### What is needed
Find the string "ionic" in the records. Copy every line it appears in.

* START *

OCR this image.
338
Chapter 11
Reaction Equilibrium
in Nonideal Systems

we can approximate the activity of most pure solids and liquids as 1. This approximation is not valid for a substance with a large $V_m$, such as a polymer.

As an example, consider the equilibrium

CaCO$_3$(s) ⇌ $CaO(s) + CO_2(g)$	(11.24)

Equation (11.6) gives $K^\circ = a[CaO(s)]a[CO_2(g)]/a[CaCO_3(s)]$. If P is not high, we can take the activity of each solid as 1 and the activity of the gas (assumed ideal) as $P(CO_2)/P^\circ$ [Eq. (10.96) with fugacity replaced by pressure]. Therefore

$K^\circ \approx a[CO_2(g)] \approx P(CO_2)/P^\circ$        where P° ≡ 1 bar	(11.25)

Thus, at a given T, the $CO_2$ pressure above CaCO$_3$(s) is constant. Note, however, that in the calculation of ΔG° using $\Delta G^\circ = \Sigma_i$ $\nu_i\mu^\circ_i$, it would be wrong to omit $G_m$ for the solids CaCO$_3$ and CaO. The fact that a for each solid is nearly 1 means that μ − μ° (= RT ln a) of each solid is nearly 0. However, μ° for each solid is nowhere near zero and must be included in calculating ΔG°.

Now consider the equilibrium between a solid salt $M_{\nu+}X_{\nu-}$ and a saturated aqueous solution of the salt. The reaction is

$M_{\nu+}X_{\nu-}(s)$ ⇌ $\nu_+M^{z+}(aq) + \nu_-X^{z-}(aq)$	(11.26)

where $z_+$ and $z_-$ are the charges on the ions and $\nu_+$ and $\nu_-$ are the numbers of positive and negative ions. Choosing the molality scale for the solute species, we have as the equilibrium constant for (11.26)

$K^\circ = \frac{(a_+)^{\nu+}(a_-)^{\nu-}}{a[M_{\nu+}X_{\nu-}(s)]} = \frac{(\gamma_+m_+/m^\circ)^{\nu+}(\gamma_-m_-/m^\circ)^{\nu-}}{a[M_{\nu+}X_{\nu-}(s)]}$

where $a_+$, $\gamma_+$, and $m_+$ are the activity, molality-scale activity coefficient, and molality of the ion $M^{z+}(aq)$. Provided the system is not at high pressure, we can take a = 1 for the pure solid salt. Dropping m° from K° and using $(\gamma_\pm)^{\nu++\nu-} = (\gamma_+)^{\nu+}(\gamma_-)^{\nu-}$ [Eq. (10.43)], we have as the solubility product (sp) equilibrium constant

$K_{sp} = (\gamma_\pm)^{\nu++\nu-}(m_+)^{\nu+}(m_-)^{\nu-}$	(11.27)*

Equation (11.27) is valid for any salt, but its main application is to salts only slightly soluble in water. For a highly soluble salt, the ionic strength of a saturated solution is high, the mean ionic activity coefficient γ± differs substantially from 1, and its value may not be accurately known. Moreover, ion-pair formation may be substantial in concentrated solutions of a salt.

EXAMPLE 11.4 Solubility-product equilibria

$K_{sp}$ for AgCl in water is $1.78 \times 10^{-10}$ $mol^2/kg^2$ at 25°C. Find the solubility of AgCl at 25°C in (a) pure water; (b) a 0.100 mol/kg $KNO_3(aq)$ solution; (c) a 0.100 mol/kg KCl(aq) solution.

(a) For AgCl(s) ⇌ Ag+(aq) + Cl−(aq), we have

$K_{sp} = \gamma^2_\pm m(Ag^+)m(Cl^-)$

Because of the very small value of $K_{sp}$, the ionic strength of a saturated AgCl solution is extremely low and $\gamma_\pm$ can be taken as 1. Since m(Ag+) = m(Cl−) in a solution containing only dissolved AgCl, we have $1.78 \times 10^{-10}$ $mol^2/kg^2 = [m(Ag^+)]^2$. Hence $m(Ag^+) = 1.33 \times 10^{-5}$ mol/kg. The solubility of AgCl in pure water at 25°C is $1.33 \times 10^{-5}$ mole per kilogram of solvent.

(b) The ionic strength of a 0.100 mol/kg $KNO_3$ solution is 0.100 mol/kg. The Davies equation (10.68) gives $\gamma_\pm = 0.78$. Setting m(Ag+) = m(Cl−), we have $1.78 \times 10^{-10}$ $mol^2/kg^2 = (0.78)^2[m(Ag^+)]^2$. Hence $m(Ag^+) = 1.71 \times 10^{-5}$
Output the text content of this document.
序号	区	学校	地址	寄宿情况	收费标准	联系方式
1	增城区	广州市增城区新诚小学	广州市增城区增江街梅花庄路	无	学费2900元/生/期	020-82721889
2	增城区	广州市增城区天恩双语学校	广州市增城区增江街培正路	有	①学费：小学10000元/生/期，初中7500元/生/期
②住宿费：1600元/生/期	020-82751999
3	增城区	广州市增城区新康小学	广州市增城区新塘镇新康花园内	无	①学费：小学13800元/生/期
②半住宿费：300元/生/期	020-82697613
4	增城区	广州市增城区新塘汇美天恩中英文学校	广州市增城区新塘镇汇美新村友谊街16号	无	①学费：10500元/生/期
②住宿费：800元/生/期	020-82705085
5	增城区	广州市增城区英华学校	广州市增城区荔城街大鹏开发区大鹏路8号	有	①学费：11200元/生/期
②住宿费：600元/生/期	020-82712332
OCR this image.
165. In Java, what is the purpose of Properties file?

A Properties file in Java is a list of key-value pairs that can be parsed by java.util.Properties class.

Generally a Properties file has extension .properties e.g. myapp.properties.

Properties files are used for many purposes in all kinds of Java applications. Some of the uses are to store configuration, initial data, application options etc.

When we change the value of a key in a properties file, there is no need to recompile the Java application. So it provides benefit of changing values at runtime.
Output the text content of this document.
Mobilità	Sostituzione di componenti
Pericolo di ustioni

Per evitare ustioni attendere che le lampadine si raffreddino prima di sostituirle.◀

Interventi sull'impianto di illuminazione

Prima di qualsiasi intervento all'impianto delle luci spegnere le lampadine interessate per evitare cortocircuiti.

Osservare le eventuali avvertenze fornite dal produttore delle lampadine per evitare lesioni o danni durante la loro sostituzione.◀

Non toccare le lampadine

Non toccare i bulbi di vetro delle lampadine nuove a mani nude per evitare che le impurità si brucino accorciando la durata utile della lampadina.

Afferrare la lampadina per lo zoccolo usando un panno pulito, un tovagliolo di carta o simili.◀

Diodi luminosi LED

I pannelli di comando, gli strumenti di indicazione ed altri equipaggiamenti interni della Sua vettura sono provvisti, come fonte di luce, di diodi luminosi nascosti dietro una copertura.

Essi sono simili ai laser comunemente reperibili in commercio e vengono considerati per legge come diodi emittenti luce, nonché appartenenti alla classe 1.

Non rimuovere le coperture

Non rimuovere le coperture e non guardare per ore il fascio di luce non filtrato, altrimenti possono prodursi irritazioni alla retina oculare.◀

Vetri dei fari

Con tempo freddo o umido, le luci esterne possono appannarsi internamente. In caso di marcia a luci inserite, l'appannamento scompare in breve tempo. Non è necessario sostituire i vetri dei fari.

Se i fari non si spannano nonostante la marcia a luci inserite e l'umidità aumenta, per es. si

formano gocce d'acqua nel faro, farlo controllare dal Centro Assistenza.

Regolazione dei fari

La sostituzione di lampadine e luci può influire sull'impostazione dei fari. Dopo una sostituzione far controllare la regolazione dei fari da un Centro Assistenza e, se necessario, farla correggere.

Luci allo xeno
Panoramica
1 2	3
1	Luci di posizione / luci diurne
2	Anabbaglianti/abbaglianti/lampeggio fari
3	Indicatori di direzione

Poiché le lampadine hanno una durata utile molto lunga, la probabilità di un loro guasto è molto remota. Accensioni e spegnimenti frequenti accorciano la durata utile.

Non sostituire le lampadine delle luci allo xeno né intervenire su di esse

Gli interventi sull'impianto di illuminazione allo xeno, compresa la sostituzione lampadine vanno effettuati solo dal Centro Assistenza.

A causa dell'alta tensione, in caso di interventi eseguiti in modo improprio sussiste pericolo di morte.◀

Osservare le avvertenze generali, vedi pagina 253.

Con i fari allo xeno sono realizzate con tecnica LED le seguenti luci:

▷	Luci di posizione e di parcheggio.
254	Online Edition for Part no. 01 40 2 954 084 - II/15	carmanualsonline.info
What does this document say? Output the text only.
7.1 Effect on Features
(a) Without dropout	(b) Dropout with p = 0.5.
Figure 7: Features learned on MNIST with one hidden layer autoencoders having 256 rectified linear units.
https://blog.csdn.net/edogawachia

* END *

### Reply to the exercise
Equation (11.27) is valid for any salt, but its main application is to salts only slightly soluble in water. For a highly soluble salt, the ionic strength of a saturated solution is high, the mean ionic activity coefficient γ± differs substantially from 1, and its value may not be accurately known. Moreover, ion-pair formation may be substantial in concentrated solutions of a salt.
Because of the very small value of $K_{sp}$, the ionic strength of a saturated AgCl solution is extremely low and $\gamma_\pm$ can be taken as 1. Since m(Ag+) = m(Cl−) in a solution containing only dissolved AgCl, we have $1.78 \times 10^{-10}$ $mol^2/kg^2 = [m(Ag^+)]^2$. Hence $m(Ag^+) = 1.33 \times 10^{-5}$ mol/kg. The solubility of AgCl in pure water at 25°C is $1.33 \times 10^{-5}$ mole per kilogram of solvent.
(b) The ionic strength of a 0.100 mol/kg $KNO_3$ solution is 0.100 mol/kg. The Davies equation (10.68) gives $\gamma_\pm = 0.78$. Setting m(Ag+) = m(Cl−), we have $1.78 \times 10^{-10}$ $mol^2/kg^2 = (0.78)^2[m(Ag^+)]^2$. Hence $m(Ag^+) = 1.71 \times 10^{-5}$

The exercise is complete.